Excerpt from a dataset
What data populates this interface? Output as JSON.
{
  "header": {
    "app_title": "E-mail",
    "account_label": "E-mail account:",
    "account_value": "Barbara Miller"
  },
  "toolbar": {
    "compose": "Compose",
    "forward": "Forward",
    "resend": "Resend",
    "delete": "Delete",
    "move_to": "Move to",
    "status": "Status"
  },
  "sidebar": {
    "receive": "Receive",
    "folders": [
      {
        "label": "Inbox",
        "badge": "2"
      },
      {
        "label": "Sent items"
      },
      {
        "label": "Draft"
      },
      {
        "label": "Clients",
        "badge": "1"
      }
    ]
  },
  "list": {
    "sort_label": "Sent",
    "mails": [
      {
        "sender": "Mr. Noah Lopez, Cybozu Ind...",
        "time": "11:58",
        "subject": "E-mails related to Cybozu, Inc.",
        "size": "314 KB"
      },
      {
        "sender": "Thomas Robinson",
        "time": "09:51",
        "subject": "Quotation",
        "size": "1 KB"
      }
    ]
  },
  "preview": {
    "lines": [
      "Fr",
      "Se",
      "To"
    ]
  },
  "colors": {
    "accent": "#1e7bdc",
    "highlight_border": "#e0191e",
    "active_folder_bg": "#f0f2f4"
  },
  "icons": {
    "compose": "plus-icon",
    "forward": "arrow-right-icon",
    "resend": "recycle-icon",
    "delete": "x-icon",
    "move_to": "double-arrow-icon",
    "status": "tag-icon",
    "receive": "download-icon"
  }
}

→ Work to complete:
Copy out each record exactly as given, omitting none.

→ Solution to the problem:
What data populates this interface? Output as JSON.
{
  "header": {
    "app_title": "E-mail",
    "account_label": "E-mail account:",
    "account_value": "Barbara Miller"
  },
  "toolbar": {
    "compose": "Compose",
    "forward": "Forward",
    "resend": "Resend",
    "delete": "Delete",
    "move_to": "Move to",
    "status": "Status"
  },
  "sidebar": {
    "receive": "Receive",
    "folders": [
      {
        "label": "Inbox",
        "badge": "2"
      },
      {
        "label": "Sent items"
      },
      {
        "label": "Draft"
      },
      {
        "label": "Clients",
        "badge": "1"
      }
    ]
  },
  "list": {
    "sort_label": "Sent",
    "mails": [
      {
        "sender": "Mr. Noah Lopez, Cybozu Ind...",
        "time": "11:58",
        "subject": "E-mails related to Cybozu, Inc.",
        "size": "314 KB"
      },
      {
        "sender": "Thomas Robinson",
        "time": "09:51",
        "subject": "Quotation",
        "size": "1 KB"
      }
    ]
  },
  "preview": {
    "lines": [
      "Fr",
      "Se",
      "To"
    ]
  },
  "colors": {
    "accent": "#1e7bdc",
    "highlight_border": "#e0191e",
    "active_folder_bg": "#f0f2f4"
  },
  "icons": {
    "compose": "plus-icon",
    "forward": "arrow-right-icon",
    "resend": "recycle-icon",
    "delete": "x-icon",
    "move_to": "double-arrow-icon",
    "status": "tag-icon",
    "receive": "download-icon"
  }
}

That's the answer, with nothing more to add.